Render the following material again verbatim, leaving nothing out.

-- -- --

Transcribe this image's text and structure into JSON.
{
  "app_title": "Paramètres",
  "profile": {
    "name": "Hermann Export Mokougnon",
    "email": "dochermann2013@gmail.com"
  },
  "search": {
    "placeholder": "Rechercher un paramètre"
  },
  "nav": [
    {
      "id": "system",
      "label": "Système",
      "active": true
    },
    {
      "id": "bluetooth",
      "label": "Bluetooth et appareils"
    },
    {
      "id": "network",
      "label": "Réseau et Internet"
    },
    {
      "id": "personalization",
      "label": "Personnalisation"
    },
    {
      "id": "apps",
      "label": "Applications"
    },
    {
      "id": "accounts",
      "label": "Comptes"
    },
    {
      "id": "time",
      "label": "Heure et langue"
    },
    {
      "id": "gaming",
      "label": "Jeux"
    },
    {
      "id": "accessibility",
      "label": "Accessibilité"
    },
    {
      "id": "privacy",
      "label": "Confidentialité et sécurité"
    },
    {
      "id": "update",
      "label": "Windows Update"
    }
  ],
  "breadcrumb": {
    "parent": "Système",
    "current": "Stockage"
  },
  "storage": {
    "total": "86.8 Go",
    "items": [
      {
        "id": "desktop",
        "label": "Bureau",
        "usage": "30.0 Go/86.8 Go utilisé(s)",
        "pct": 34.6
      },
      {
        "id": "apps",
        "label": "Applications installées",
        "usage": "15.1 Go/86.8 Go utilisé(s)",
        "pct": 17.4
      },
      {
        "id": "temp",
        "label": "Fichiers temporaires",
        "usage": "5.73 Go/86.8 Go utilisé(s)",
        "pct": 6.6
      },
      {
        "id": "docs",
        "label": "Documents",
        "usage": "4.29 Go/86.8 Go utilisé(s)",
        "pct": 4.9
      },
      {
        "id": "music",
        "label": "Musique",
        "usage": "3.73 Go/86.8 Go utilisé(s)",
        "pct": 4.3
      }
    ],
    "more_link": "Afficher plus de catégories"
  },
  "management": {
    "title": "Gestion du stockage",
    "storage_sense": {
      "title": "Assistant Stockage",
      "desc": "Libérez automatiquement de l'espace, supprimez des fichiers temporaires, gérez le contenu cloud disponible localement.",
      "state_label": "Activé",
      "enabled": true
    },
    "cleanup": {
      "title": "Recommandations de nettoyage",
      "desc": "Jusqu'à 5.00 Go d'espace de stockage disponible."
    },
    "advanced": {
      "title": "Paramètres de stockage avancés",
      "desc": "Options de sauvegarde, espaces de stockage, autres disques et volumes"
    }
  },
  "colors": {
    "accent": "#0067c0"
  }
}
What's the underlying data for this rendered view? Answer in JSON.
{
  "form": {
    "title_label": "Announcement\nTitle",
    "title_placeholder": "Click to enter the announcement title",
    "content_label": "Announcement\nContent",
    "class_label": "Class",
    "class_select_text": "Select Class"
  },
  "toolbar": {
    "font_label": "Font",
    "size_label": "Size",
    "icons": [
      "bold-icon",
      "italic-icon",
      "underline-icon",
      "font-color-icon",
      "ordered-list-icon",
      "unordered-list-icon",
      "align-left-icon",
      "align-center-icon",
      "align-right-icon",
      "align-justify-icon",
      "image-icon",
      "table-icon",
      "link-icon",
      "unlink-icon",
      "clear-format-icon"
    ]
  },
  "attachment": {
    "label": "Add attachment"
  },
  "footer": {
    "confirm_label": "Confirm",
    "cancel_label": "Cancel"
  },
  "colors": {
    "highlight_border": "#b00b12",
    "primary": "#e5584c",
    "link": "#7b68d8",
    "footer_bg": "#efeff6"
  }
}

-- -- --

Correct response —
Transcribe this image's text and structure into JSON.
{
  "app_title": "Paramètres",
  "profile": {
    "name": "Hermann Export Mokougnon",
    "email": "dochermann2013@gmail.com"
  },
  "search": {
    "placeholder": "Rechercher un paramètre"
  },
  "nav": [
    {
      "id": "system",
      "label": "Système",
      "active": true
    },
    {
      "id": "bluetooth",
      "label": "Bluetooth et appareils"
    },
    {
      "id": "network",
      "label": "Réseau et Internet"
    },
    {
      "id": "personalization",
      "label": "Personnalisation"
    },
    {
      "id": "apps",
      "label": "Applications"
    },
    {
      "id": "accounts",
      "label": "Comptes"
    },
    {
      "id": "time",
      "label": "Heure et langue"
    },
    {
      "id": "gaming",
      "label": "Jeux"
    },
    {
      "id": "accessibility",
      "label": "Accessibilité"
    },
    {
      "id": "privacy",
      "label": "Confidentialité et sécurité"
    },
    {
      "id": "update",
      "label": "Windows Update"
    }
  ],
  "breadcrumb": {
    "parent": "Système",
    "current": "Stockage"
  },
  "storage": {
    "total": "86.8 Go",
    "items": [
      {
        "id": "desktop",
        "label": "Bureau",
        "usage": "30.0 Go/86.8 Go utilisé(s)",
        "pct": 34.6
      },
      {
        "id": "apps",
        "label": "Applications installées",
        "usage": "15.1 Go/86.8 Go utilisé(s)",
        "pct": 17.4
      },
      {
        "id": "temp",
        "label": "Fichiers temporaires",
        "usage": "5.73 Go/86.8 Go utilisé(s)",
        "pct": 6.6
      },
      {
        "id": "docs",
        "label": "Documents",
        "usage": "4.29 Go/86.8 Go utilisé(s)",
        "pct": 4.9
      },
      {
        "id": "music",
        "label": "Musique",
        "usage": "3.73 Go/86.8 Go utilisé(s)",
        "pct": 4.3
      }
    ],
    "more_link": "Afficher plus de catégories"
  },
  "management": {
    "title": "Gestion du stockage",
    "storage_sense": {
      "title": "Assistant Stockage",
      "desc": "Libérez automatiquement de l'espace, supprimez des fichiers temporaires, gérez le contenu cloud disponible localement.",
      "state_label": "Activé",
      "enabled": true
    },
    "cleanup": {
      "title": "Recommandations de nettoyage",
      "desc": "Jusqu'à 5.00 Go d'espace de stockage disponible."
    },
    "advanced": {
      "title": "Paramètres de stockage avancés",
      "desc": "Options de sauvegarde, espaces de stockage, autres disques et volumes"
    }
  },
  "colors": {
    "accent": "#0067c0"
  }
}
What's the underlying data for this rendered view? Answer in JSON.
{
  "form": {
    "title_label": "Announcement\nTitle",
    "title_placeholder": "Click to enter the announcement title",
    "content_label": "Announcement\nContent",
    "class_label": "Class",
    "class_select_text": "Select Class"
  },
  "toolbar": {
    "font_label": "Font",
    "size_label": "Size",
    "icons": [
      "bold-icon",
      "italic-icon",
      "underline-icon",
      "font-color-icon",
      "ordered-list-icon",
      "unordered-list-icon",
      "align-left-icon",
      "align-center-icon",
      "align-right-icon",
      "align-justify-icon",
      "image-icon",
      "table-icon",
      "link-icon",
      "unlink-icon",
      "clear-format-icon"
    ]
  },
  "attachment": {
    "label": "Add attachment"
  },
  "footer": {
    "confirm_label": "Confirm",
    "cancel_label": "Cancel"
  },
  "colors": {
    "highlight_border": "#b00b12",
    "primary": "#e5584c",
    "link": "#7b68d8",
    "footer_bg": "#efeff6"
  }
}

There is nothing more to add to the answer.